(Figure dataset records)
◆ ◆ ◆ ◆ ◆ ◆ ◆

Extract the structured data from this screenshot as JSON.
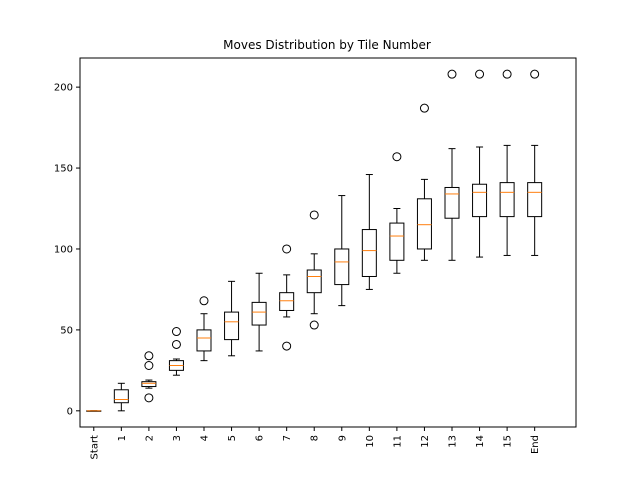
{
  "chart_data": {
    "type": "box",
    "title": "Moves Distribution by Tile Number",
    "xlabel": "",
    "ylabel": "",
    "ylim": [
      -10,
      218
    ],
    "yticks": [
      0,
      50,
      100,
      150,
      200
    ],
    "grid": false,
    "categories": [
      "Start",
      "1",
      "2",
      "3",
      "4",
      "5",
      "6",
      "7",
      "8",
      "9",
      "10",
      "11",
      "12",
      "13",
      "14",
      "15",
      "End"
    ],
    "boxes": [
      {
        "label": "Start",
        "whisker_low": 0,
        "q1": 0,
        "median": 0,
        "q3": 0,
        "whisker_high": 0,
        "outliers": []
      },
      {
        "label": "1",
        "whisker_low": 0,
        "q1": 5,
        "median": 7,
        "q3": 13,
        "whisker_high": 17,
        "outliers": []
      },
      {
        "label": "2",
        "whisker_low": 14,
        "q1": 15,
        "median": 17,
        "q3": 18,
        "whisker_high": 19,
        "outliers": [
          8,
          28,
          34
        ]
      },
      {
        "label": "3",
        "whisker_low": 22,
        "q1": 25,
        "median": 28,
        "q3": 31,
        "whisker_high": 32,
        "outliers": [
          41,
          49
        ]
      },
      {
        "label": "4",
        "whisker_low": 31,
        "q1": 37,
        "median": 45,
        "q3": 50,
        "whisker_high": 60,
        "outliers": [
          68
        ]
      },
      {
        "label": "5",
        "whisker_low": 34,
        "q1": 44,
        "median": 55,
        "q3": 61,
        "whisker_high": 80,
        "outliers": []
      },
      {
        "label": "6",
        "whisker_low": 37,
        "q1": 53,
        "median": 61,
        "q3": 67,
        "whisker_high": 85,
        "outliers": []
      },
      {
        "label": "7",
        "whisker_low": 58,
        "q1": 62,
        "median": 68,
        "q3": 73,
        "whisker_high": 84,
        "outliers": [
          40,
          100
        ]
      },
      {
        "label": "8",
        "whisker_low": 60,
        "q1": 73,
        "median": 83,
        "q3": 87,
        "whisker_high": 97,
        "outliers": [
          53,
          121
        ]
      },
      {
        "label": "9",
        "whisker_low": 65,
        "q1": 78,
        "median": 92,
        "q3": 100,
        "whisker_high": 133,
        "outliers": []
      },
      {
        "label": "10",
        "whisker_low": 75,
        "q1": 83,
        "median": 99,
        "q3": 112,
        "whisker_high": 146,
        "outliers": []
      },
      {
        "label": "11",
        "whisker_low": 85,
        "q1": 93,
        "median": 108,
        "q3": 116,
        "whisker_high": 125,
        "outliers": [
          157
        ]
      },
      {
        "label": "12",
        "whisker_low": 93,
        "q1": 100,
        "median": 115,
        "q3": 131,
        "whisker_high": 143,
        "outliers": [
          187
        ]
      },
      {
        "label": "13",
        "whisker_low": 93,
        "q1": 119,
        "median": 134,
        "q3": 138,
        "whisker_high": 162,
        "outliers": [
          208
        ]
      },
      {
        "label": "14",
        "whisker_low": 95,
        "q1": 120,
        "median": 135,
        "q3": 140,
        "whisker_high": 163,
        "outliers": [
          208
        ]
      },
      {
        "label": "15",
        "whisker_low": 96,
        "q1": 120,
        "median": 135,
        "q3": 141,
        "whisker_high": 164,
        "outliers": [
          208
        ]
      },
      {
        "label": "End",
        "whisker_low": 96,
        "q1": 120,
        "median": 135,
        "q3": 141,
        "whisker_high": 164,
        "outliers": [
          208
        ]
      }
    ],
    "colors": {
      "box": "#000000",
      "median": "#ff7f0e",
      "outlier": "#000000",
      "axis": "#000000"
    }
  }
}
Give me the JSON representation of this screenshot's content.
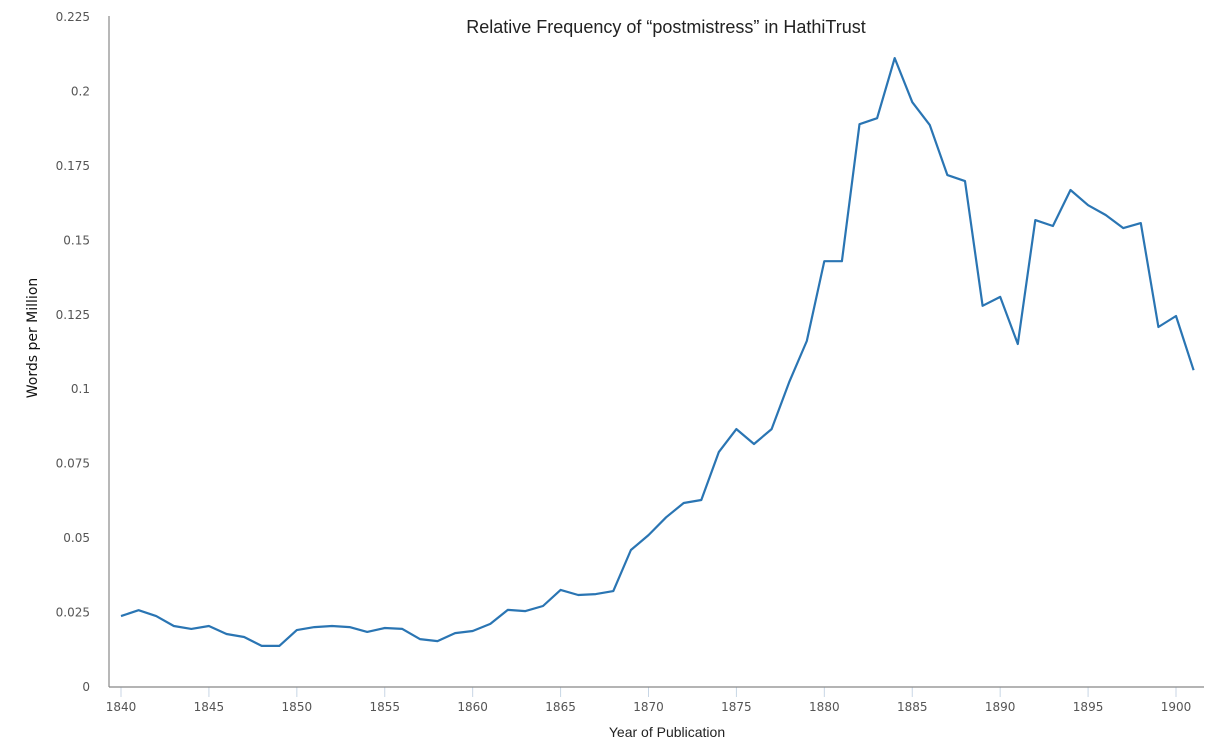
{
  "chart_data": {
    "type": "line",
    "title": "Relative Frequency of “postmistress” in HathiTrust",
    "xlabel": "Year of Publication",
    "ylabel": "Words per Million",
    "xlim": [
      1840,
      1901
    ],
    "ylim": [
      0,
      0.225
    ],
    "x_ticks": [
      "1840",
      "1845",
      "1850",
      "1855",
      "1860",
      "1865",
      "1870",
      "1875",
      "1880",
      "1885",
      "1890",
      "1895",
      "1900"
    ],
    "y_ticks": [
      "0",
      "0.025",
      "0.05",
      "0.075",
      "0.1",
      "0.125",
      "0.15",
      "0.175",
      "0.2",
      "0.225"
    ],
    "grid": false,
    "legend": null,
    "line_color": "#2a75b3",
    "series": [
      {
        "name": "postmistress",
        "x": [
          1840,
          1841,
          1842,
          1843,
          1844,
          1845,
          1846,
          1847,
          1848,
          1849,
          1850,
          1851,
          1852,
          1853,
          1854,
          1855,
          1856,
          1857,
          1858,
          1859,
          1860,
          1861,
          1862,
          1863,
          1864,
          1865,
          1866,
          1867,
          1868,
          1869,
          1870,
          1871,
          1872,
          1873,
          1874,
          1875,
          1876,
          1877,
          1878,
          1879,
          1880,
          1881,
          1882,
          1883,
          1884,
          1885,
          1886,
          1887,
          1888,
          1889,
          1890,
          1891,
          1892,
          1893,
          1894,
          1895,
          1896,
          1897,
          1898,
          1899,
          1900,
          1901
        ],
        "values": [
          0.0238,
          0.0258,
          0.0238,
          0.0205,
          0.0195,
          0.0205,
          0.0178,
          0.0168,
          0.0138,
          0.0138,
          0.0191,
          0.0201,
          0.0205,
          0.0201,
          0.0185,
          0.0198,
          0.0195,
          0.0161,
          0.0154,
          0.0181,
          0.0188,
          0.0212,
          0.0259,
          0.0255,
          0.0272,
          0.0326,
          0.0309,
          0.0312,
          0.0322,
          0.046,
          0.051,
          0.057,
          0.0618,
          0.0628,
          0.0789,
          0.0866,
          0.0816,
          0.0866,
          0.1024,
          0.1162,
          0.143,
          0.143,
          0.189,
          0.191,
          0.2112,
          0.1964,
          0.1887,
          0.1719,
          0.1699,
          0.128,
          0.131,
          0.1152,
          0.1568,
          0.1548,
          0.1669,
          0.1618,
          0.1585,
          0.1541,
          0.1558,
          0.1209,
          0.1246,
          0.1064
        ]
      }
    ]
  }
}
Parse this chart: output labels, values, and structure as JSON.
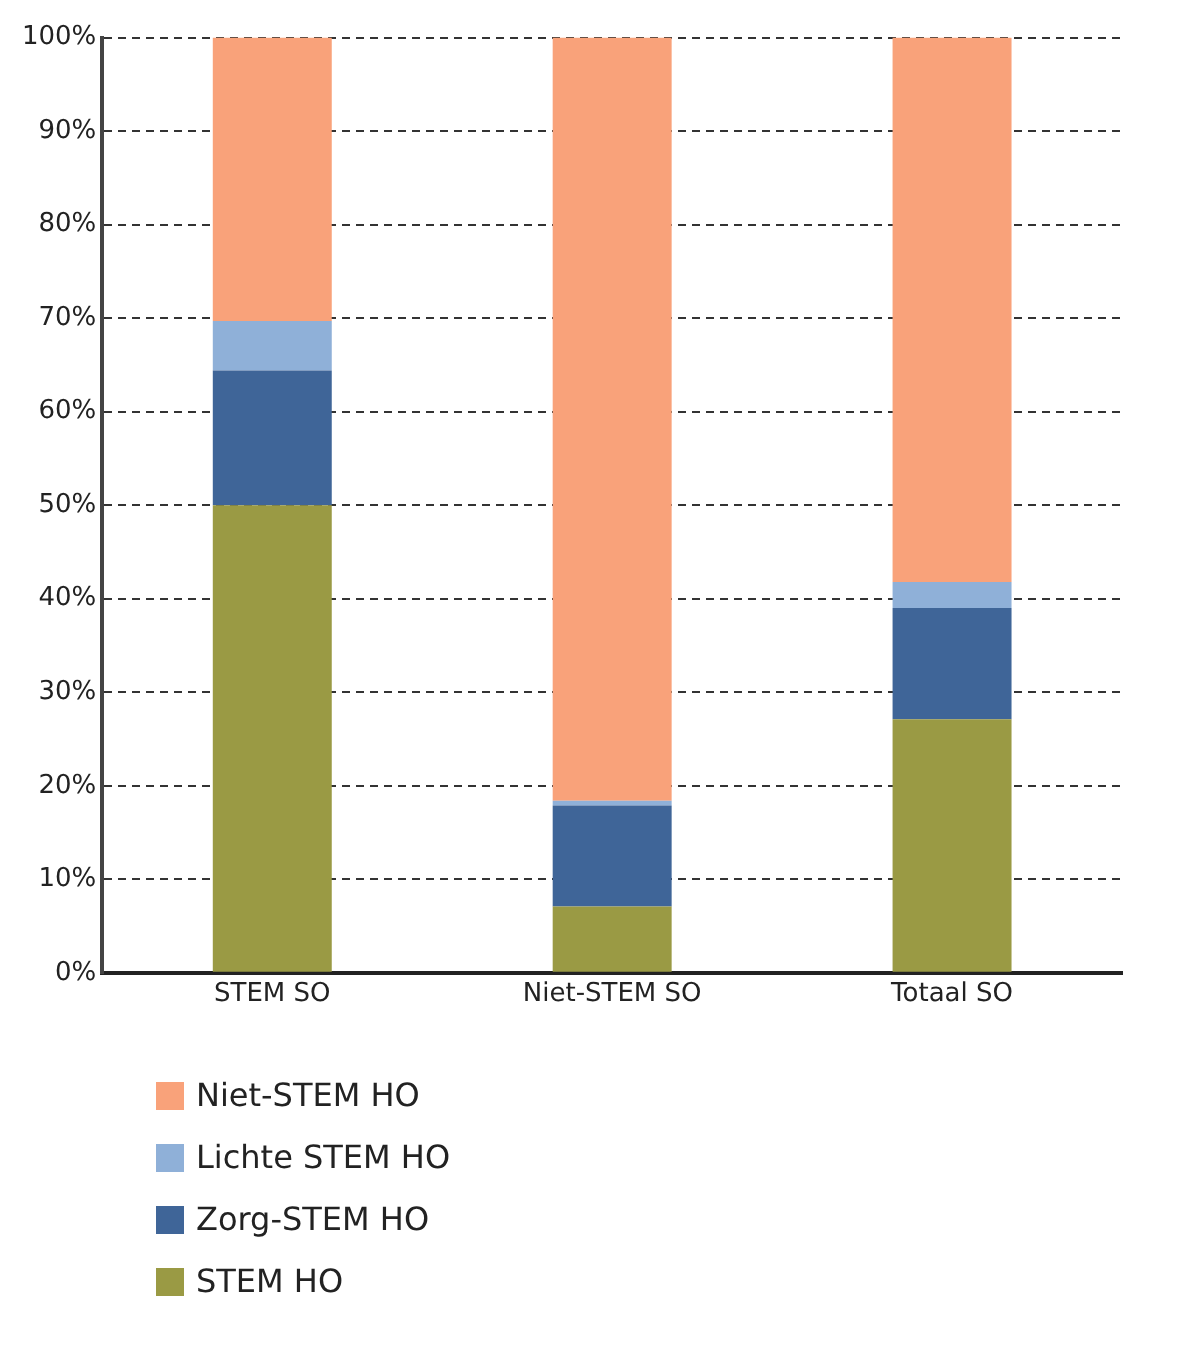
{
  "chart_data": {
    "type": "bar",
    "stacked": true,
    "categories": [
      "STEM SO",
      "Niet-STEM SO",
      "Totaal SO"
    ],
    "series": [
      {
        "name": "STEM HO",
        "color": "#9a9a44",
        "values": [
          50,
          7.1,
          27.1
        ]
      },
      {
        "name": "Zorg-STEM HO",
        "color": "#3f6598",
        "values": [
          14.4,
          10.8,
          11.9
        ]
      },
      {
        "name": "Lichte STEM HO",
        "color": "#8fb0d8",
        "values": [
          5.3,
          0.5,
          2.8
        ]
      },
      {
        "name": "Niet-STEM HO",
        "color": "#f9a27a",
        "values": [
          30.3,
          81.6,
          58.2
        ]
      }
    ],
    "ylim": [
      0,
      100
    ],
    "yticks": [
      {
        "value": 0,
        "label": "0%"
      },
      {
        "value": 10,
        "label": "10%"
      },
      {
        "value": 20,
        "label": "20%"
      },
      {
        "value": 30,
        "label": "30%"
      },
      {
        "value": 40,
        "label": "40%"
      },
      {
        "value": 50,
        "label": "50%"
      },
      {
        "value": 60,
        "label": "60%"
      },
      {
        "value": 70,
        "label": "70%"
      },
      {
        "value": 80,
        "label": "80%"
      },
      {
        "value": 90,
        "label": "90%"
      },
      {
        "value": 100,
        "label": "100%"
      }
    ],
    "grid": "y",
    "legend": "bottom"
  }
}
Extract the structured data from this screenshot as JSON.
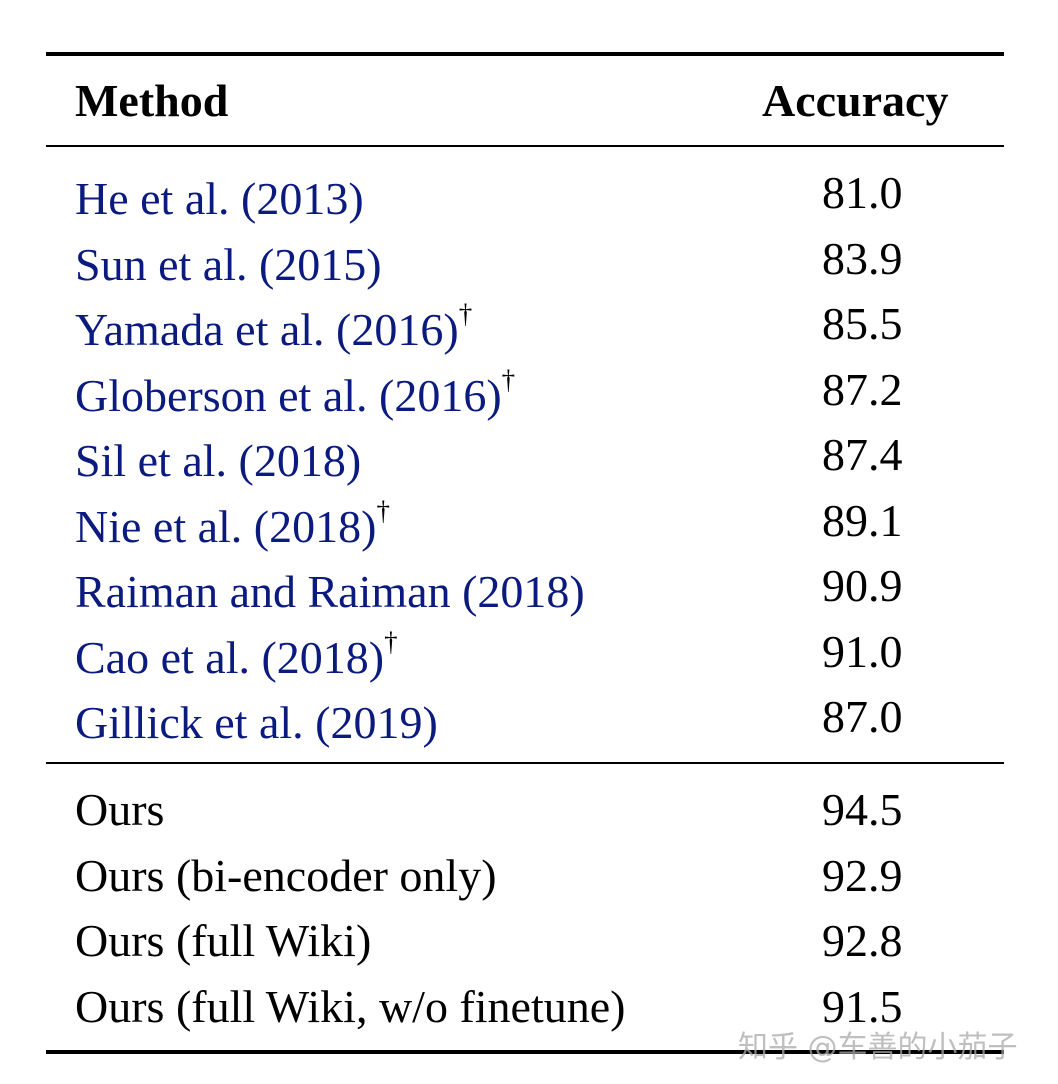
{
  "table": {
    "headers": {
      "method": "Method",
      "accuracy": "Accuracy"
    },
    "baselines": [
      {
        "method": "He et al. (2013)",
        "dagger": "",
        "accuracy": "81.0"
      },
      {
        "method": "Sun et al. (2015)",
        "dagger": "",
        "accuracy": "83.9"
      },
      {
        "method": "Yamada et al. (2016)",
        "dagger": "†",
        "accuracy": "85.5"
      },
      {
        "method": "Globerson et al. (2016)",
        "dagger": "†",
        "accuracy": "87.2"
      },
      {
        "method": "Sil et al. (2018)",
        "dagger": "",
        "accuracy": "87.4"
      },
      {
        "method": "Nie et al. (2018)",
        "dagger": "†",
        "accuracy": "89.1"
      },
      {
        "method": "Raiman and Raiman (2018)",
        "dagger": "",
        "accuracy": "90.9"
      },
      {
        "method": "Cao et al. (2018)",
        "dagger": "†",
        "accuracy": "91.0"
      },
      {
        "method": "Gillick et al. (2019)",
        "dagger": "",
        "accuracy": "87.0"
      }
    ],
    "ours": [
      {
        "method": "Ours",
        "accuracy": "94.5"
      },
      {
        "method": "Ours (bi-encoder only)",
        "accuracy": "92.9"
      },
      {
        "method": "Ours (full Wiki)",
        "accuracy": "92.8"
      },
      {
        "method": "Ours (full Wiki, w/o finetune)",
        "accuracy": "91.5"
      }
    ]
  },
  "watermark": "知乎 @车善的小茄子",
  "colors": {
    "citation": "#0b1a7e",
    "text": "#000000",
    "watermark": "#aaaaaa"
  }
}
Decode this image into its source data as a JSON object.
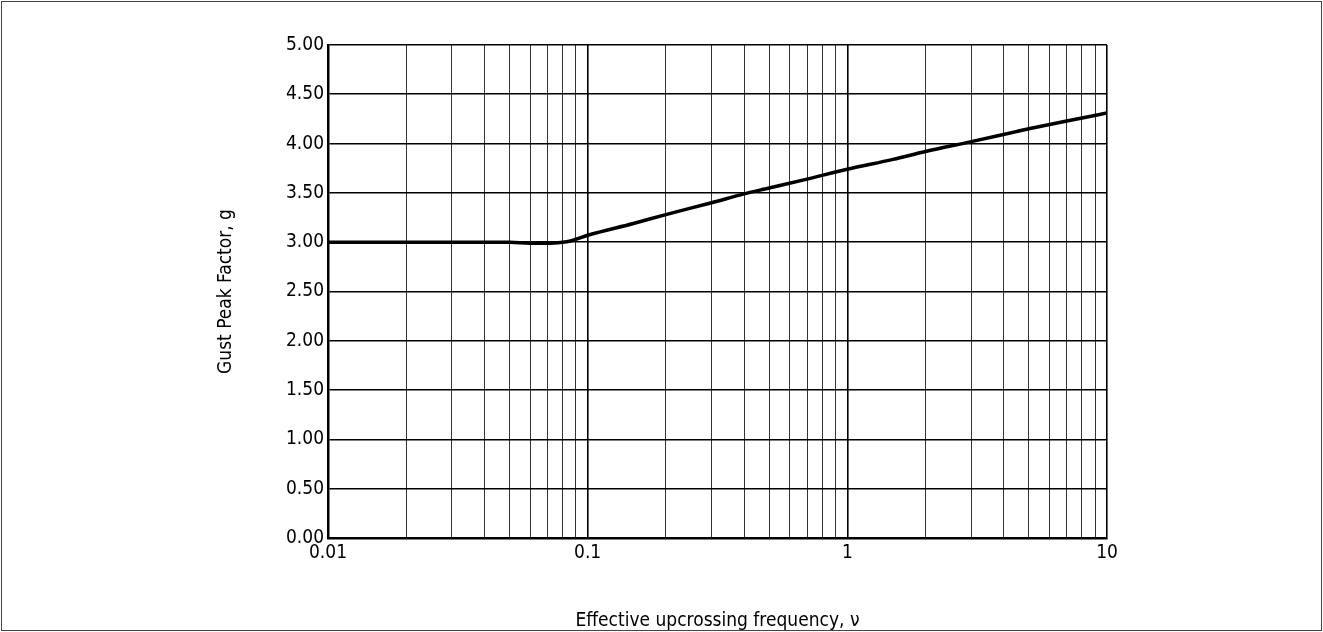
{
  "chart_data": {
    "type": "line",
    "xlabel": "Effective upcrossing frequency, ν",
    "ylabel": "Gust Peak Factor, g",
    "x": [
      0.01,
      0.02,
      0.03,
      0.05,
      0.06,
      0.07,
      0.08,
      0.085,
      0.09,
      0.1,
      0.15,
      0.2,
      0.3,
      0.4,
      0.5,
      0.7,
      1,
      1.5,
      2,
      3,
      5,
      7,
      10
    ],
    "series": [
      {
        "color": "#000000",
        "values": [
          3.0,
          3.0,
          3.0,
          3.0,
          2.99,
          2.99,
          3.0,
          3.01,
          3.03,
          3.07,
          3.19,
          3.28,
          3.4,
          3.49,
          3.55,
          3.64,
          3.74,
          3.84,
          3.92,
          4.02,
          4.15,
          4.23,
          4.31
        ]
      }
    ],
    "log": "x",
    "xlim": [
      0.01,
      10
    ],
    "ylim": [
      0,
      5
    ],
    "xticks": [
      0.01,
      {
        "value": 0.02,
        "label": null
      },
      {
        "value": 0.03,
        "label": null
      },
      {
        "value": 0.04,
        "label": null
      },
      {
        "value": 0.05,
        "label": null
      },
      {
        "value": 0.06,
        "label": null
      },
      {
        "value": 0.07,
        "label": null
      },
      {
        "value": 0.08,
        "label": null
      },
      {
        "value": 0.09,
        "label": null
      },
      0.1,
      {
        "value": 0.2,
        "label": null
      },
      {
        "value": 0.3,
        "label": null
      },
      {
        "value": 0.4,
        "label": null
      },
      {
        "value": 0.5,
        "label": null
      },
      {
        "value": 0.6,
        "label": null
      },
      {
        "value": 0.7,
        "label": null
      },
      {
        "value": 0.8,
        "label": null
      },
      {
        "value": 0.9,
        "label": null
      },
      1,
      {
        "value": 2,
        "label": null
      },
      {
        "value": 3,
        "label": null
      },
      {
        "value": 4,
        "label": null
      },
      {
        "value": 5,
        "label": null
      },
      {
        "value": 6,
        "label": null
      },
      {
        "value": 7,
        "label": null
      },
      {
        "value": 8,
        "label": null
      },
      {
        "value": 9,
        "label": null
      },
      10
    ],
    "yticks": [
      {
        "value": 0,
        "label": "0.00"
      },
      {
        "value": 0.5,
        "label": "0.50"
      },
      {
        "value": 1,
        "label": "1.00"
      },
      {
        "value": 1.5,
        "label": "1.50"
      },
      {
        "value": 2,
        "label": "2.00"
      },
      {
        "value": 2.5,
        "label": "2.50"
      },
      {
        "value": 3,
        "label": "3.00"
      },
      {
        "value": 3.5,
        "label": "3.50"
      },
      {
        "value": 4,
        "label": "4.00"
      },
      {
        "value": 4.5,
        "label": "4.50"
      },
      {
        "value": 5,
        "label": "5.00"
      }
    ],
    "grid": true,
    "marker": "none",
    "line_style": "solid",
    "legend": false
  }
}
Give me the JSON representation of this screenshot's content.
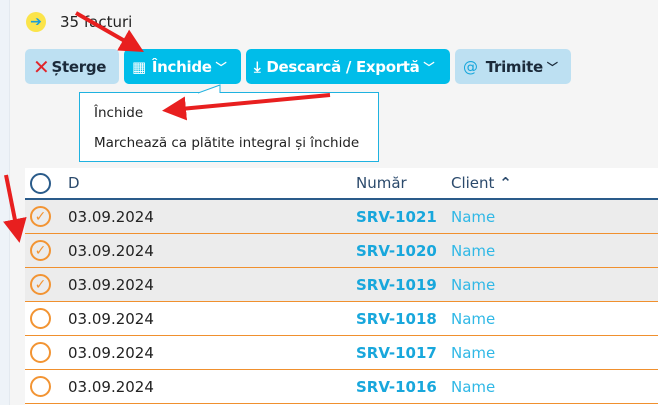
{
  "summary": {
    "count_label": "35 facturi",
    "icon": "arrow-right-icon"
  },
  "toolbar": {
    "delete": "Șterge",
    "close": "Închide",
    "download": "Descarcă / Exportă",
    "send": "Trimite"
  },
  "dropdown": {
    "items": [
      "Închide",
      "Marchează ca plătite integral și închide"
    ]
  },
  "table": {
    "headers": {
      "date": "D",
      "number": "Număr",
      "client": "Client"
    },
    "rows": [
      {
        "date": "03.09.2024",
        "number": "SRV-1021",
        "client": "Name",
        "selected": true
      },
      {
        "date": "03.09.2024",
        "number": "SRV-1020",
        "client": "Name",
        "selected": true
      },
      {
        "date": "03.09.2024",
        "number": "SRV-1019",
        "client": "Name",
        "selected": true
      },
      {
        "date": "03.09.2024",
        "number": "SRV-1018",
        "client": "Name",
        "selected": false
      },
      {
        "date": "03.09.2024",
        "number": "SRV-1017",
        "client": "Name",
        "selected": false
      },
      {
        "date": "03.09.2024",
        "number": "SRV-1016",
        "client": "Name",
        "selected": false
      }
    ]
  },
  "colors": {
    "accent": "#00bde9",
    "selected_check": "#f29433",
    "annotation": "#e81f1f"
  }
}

◆ ◆ ◆ ◆ ◆ ◆ ◆

Select the lines in this material that hold the word "xlabel", leaving none out.

    "xlabel": "",
    "xlabel": "Year of Publication",
    "xlabel": "Effective upcrossing frequency, ν",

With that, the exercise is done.